**** MATERIAL TO PROCESS
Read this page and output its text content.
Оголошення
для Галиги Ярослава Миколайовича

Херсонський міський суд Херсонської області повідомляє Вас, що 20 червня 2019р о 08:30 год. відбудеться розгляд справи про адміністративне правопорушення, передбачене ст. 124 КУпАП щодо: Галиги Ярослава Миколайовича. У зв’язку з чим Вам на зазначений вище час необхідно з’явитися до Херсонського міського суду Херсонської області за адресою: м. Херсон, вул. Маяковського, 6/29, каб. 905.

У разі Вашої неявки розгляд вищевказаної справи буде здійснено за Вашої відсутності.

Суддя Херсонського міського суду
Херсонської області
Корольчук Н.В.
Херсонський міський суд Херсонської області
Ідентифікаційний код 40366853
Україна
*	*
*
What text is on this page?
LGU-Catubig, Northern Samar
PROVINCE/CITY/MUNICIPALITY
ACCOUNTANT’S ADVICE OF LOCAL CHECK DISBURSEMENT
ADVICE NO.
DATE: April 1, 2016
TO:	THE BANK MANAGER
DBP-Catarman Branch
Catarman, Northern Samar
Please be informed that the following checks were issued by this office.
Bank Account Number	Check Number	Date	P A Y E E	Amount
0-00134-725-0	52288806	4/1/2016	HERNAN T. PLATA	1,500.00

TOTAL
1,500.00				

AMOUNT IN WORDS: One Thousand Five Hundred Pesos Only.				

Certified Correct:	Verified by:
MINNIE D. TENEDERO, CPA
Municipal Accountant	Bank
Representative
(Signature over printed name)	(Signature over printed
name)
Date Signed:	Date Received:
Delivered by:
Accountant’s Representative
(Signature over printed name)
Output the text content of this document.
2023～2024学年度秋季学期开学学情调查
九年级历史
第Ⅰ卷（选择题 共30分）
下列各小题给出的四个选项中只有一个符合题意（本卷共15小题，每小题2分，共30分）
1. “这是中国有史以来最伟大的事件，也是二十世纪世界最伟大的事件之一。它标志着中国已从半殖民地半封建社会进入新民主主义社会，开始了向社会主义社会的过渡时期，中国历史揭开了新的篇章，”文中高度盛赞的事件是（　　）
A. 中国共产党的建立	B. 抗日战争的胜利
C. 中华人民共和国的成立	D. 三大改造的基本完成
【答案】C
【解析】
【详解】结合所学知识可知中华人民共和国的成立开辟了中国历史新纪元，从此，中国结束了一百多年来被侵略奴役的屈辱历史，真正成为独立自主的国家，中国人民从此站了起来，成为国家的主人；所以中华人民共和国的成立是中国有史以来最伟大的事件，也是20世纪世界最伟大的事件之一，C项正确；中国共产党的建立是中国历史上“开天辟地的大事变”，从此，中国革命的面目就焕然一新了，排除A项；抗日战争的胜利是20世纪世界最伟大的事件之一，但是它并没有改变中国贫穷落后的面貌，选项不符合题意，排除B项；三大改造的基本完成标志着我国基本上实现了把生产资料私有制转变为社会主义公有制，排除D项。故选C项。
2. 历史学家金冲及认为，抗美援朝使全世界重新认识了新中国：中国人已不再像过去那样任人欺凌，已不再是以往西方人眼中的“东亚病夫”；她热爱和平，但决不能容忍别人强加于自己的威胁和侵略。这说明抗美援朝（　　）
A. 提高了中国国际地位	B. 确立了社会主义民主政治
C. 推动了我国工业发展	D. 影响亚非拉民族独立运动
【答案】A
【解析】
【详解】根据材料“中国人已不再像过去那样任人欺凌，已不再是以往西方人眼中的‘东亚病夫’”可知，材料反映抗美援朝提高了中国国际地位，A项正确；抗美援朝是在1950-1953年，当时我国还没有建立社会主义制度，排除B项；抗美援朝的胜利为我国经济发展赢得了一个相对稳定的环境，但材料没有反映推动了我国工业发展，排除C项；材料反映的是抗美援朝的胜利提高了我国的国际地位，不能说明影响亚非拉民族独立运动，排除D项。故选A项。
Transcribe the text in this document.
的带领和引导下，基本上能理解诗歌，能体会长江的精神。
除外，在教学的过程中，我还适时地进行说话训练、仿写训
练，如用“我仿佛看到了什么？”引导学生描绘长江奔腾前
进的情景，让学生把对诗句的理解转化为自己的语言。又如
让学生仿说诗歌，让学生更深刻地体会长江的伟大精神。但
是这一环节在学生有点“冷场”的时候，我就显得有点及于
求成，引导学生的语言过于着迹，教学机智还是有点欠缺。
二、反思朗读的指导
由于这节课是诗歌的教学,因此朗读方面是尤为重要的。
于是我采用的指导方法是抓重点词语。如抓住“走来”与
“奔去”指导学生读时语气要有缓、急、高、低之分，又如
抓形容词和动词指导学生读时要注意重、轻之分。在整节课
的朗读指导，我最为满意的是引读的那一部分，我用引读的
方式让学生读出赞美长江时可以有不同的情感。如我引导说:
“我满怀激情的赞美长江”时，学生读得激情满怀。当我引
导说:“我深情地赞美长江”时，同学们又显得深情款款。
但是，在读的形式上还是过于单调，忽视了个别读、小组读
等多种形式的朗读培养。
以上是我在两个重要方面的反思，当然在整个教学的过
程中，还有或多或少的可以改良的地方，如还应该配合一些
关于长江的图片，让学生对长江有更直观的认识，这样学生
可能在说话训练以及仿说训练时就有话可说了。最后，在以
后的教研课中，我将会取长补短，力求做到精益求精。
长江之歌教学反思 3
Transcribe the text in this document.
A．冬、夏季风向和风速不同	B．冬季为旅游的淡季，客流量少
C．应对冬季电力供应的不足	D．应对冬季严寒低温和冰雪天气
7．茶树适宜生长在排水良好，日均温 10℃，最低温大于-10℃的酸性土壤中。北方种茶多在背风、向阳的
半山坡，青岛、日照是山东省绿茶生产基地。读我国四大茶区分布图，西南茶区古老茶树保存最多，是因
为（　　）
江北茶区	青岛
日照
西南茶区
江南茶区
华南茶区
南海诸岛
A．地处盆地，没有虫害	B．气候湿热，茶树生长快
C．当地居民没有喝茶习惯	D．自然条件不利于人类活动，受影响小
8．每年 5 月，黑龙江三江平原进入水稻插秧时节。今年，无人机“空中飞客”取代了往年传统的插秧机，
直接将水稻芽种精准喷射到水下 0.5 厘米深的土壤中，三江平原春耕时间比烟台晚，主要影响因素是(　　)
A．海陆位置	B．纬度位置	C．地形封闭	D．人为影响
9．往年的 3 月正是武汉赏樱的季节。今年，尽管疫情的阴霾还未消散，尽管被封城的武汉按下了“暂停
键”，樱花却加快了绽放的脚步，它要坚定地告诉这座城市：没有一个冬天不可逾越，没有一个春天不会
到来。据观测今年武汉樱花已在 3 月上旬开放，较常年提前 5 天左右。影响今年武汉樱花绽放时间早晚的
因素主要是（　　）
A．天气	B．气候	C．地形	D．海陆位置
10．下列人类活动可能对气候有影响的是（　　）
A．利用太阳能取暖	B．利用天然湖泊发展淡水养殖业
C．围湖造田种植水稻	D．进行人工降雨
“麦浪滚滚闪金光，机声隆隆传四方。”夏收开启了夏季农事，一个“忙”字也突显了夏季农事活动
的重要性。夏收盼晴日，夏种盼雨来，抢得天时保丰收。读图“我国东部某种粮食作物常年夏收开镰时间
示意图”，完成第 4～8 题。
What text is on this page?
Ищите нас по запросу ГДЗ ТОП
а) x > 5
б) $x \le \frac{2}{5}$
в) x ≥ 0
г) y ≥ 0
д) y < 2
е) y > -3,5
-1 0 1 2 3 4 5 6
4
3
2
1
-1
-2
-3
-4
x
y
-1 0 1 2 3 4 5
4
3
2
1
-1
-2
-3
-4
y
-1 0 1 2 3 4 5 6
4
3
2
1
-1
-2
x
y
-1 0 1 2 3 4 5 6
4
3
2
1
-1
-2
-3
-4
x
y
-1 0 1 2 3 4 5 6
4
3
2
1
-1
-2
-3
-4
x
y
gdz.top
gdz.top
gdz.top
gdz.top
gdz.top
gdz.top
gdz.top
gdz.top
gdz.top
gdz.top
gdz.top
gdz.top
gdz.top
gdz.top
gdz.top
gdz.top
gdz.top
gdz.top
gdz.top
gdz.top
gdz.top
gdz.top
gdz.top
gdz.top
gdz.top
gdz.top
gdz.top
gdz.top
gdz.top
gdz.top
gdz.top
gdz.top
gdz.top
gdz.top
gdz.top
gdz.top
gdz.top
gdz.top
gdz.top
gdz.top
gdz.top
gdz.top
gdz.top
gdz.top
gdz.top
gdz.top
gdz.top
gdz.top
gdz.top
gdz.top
********
### YOUR INSTRUCTIONS:
Show every line from the listing above in which the string "Representative" appears.

### FULL RESPONSE:
Representative
Accountant’s Representative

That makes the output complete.